**Verilen Metin**
▼

ÖZET

Vakıf, bir mülkiyeti veya malı tamamen ve kalıcı olarak toplumun ya da insanlığın yararına bırakan sosyal bir kurumdur. En basit haliyle vakıf, kendine özgü niteliklere haiz tüzel kişiliğe sahip mal topluluğu olarak tanımlanır. Türk vakıflar sistemini, tabi oldukları kanunlar ya da kurallar açısından eski ve yeni vakıflar başlığı altında toplamak mümkündür. 4271 sayılı Türk Medeni Kanunu ("TMK"), 5737 sayılı Vakıflar Kanunu ("VK"), 27.09.2008 tarih ve 27010 sayılı Resmi Gazete'de yayınlanan Vakıflar Yönetmeliği ile 26.04.2013 tarih ve 28629 sayılı Resmi Gazete'de yayınlanan Vakıfların Tescil ve İlanı Hakkında Tüzük mevzuatımızda yeni vakıflara uygulanan en başta gelen hukuki düzenlemeler arasında yer almaktadır. Bu çalışmamızda, yeni vakıfların niteliği ve temel özellikleri ile kuruluş aşamaları ilgili mevzuat kapsamında değerlendirilecektir.

Anahtar Kelimeler: Vakfın Kuruluş İşlemleri, Vakıf Senedi, Resmi Senetle Vakfın Kurulması, Ölüme Bağlı Tasarrufla Vakfın Kurulması, Vakıf Senedindeki Noksanlıklar, Vakfın Tüzel Kişilik Kazanması.

GİRİŞ

TMK'nın 101. maddesine göre vakıflar, gerçek veya tüzel kişilerin yeterli mal ve hakları belirli ve sürekli bir amaca özgülemeleriyle oluşan tüzel kişiliğe sahip mal toplulukları olarak tanımlanır. VK'da vakıf tanımı ayrıca tanımlanmamakla birlikte, Kanun'un genel gerekçesinde şu ifadelere yer verilmiştir; ''Vakıf; bir mülkün menfaatlerinin hayri, sosyal ve kültürel hizmetlere tahsis edilmek üzere, özel mülkiyetten çıkarılarak kamu mülkiyetine geçirilmesi şeklinde tanımlanabilir.''

Vakfeden, vakıf kurucusu ya da vakıf kuran ise, vakfın kuruluşunda mal ve hakları belirli ve sürekli bir amaca özgülediğini resmi senet veya ölüme bağlı tasarrufla açıklayan kişidir.1 Vakıflar gerçek kişiler tarafından kurulabileceği gibi tüzel kişiler tarafından da kurulabilmektedir.

▲

**İstenen Görev A**
Vakıflarla ilgili metindeki "Vakıflar gerçek kişiler tarafından kurulabileceği gibi tüzel kişiler tarafından da kurulabilmektedir." cümlesini İngilizceye çevirin.
**İstenen Görev B**
Vakıflarla ilgili metinde "TMK'nın 101. maddesine" sözlerinin geçtiği yerden başlayıp "tarafından da kurulabilmektedir." sözlerinden sonra durarak o bölümü hiç değiştirmeden geri verin.

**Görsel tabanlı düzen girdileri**
▼

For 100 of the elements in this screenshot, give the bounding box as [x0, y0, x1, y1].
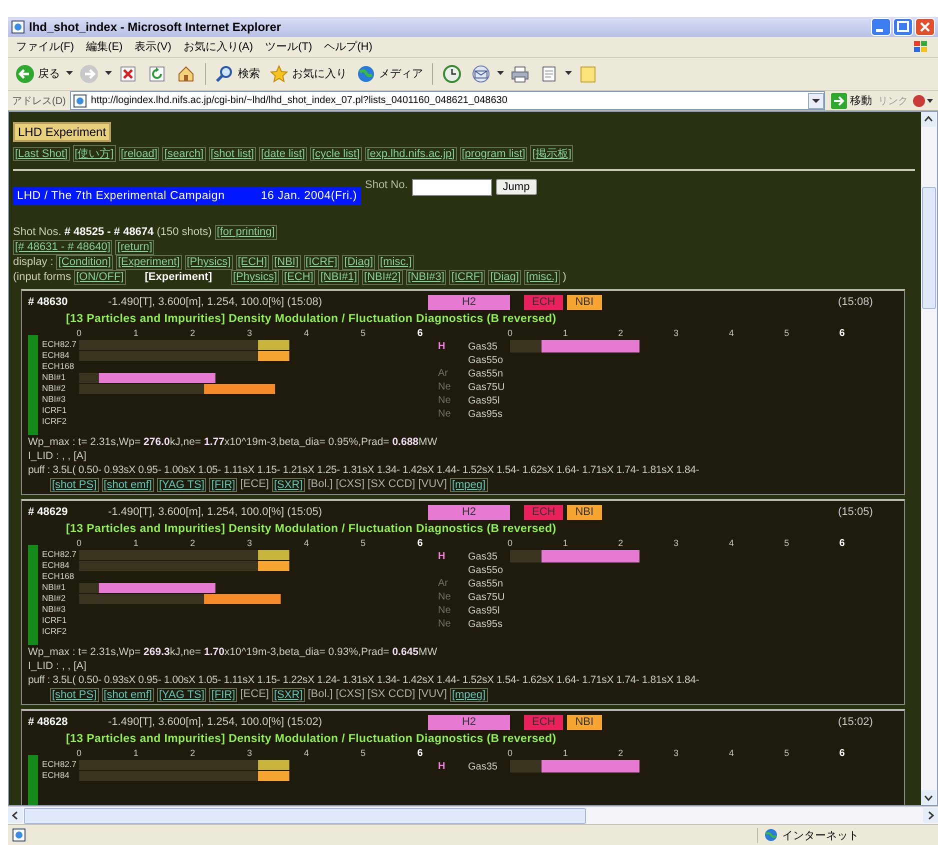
form-link[interactable]: [misc.]	[524, 270, 560, 286]
diagnostic-label: [CXS]	[336, 478, 365, 492]
toggle-link[interactable]: [ON/OFF]	[74, 270, 126, 286]
menu-item[interactable]: 表示(V)	[134, 39, 172, 54]
favorites-button[interactable]: お気に入り	[266, 62, 350, 86]
printing-link[interactable]: [for printing]	[214, 225, 277, 240]
display-link[interactable]: [ICRF]	[304, 255, 340, 270]
diagnostic-link[interactable]: [shot PS]	[50, 688, 99, 702]
display-link[interactable]: [NBI]	[272, 255, 301, 270]
tick-label: 1	[133, 748, 138, 758]
timeline-bar	[258, 351, 290, 362]
back-button[interactable]: 戻る	[12, 62, 63, 86]
form-link[interactable]: [NBI#3]	[406, 270, 446, 286]
timeline-bar	[258, 760, 290, 770]
maximize-button[interactable]	[893, 18, 913, 36]
nav-link[interactable]: [cycle list]	[310, 146, 362, 161]
nav-link[interactable]: [search]	[162, 146, 206, 161]
campaign-date: 16 Jan. 2004(Fri.)	[260, 190, 357, 202]
scroll-left-button[interactable]	[8, 808, 23, 824]
nav-link[interactable]: [Last Shot]	[13, 146, 70, 161]
diagnostic-link[interactable]: [mpeg]	[450, 478, 488, 492]
scroll-thumb[interactable]	[922, 187, 936, 310]
range-link[interactable]: [# 48631 - # 48640]	[13, 240, 112, 256]
tick-label: 1	[562, 328, 568, 338]
display-link[interactable]: [Condition]	[56, 255, 113, 270]
clock-icon	[442, 64, 462, 84]
diagnostic-link[interactable]: [SXR]	[272, 688, 305, 702]
gas-species: Ar	[438, 368, 448, 380]
diagnostic-link[interactable]: [YAG TS]	[156, 688, 206, 702]
diagnostic-link[interactable]: [SXR]	[272, 478, 305, 492]
row-label: Gas35	[468, 552, 498, 563]
gas-species: Ne	[438, 408, 451, 420]
tag: NBI	[567, 714, 602, 730]
address-field[interactable]: http://logindex.lhd.nifs.ac.jp/cgi-bin/~lhd/lhd_shot_index_07.pl?lists_0401160_048621_048630	[70, 91, 825, 110]
caret-icon[interactable]	[66, 71, 73, 76]
diagnostic-link[interactable]: [mpeg]	[450, 688, 488, 702]
form-link[interactable]: [ECH]	[282, 270, 316, 286]
menu-item[interactable]: ツール(T)	[265, 39, 312, 54]
form-link[interactable]: [NBI#2]	[362, 270, 403, 286]
media-button[interactable]: メディア	[353, 62, 426, 86]
nav-link[interactable]: [program list]	[460, 146, 528, 161]
scroll-up-button[interactable]	[921, 112, 936, 128]
toolbar-options-icon[interactable]	[912, 92, 934, 108]
menu-item[interactable]: ファイル(F)	[16, 39, 74, 54]
diagnostic-link[interactable]: [FIR]	[209, 478, 238, 492]
jump-button[interactable]: Jump	[496, 179, 537, 196]
form-link[interactable]: [Physics]	[231, 270, 280, 286]
display-link[interactable]: [ECH]	[236, 255, 270, 270]
search-button[interactable]: 検索	[212, 62, 263, 86]
diagnostic-link[interactable]: [shot emf]	[102, 478, 154, 492]
diagnostic-link[interactable]: [FIR]	[209, 688, 238, 702]
tick-label: 0	[76, 328, 82, 338]
tick-label: 4	[304, 328, 309, 338]
scroll-down-button[interactable]	[921, 790, 936, 806]
diagnostic-link[interactable]: [shot PS]	[50, 478, 99, 492]
nav-link[interactable]: [掲示板]	[530, 145, 574, 162]
tag: ECH	[524, 294, 564, 310]
nav-link[interactable]: [reload]	[118, 146, 160, 161]
tick-label: 5	[784, 748, 790, 758]
row-label: ECH82.7	[42, 549, 76, 560]
tick-label: 2	[618, 328, 624, 338]
form-link[interactable]: [NBI#1]	[318, 270, 360, 286]
experiment-badge: LHD Experiment	[13, 122, 112, 142]
tag: NBI	[567, 504, 602, 520]
row-label: Gas95l	[468, 396, 500, 407]
diagnostic-link[interactable]: [YAG TS]	[156, 478, 206, 492]
caret-icon[interactable]	[497, 71, 504, 76]
caret-icon[interactable]	[565, 71, 572, 76]
dropdown-button[interactable]	[808, 92, 824, 108]
minimize-button[interactable]	[871, 18, 891, 36]
row-label: ICRF1	[42, 615, 67, 626]
close-button[interactable]	[915, 18, 935, 36]
menu-item[interactable]: ヘルプ(H)	[324, 39, 372, 54]
horizontal-scrollbar[interactable]	[8, 806, 938, 824]
scroll-thumb[interactable]	[24, 808, 586, 824]
menu-item[interactable]: お気に入り(A)	[183, 39, 254, 54]
nav-link[interactable]: [shot list]	[208, 146, 256, 161]
display-link[interactable]: [Experiment]	[116, 255, 182, 270]
form-link[interactable]: [ICRF]	[449, 270, 486, 286]
form-link[interactable]: [Diag]	[488, 270, 521, 286]
shot-time: (15:05)	[838, 506, 873, 518]
vertical-scrollbar[interactable]	[921, 112, 937, 806]
range-link[interactable]: [return]	[115, 240, 154, 256]
tick-label: 4	[304, 538, 309, 548]
row-label: ICRF2	[42, 416, 67, 426]
globe-icon	[764, 828, 778, 842]
tick-label: 6	[839, 538, 845, 550]
go-button[interactable]: 移動	[829, 92, 874, 108]
display-link[interactable]: [Physics]	[184, 255, 233, 270]
form-link[interactable]: [Experiment]	[142, 270, 214, 286]
display-link[interactable]: [misc.]	[378, 255, 414, 270]
caret-icon[interactable]	[105, 71, 112, 76]
display-link[interactable]: [Diag]	[342, 255, 376, 270]
scroll-right-button[interactable]	[923, 808, 938, 824]
menu-item[interactable]: 編集(E)	[86, 39, 123, 54]
nav-link[interactable]: [exp.lhd.nifs.ac.jp]	[364, 146, 457, 161]
nav-link[interactable]: [使い方]	[72, 145, 116, 162]
shot-number-field[interactable]	[412, 179, 492, 196]
nav-link[interactable]: [date list]	[258, 146, 307, 161]
diagnostic-link[interactable]: [shot emf]	[102, 688, 154, 702]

▲

**Sorunun Çözümü A**
Foundations can be established by natural persons as well as by legal persons.

**Sorunun Çözümü B**
TMK'nın 101. maddesine göre vakıflar, gerçek veya tüzel kişilerin yeterli mal ve hakları belirli ve sürekli bir amaca özgülemeleriyle oluşan tüzel kişiliğe sahip mal toplulukları olarak tanımlanır. VK'da vakıf tanımı ayrıca tanımlanmamakla birlikte, Kanun'un genel gerekçesinde şu ifadelere yer verilmiştir; ''Vakıf; bir mülkün menfaatlerinin hayri, sosyal ve kültürel hizmetlere tahsis edilmek üzere, özel mülkiyetten çıkarılarak kamu mülkiyetine geçirilmesi şeklinde tanımlanabilir.''

Vakfeden, vakıf kurucusu ya da vakıf kuran ise, vakfın kuruluşunda mal ve hakları belirli ve sürekli bir amaca özgülediğini resmi senet veya ölüme bağlı tasarrufla açıklayan kişidir.1 Vakıflar gerçek kişiler tarafından kurulabileceği gibi tüzel kişiler tarafından da kurulabilmektedir.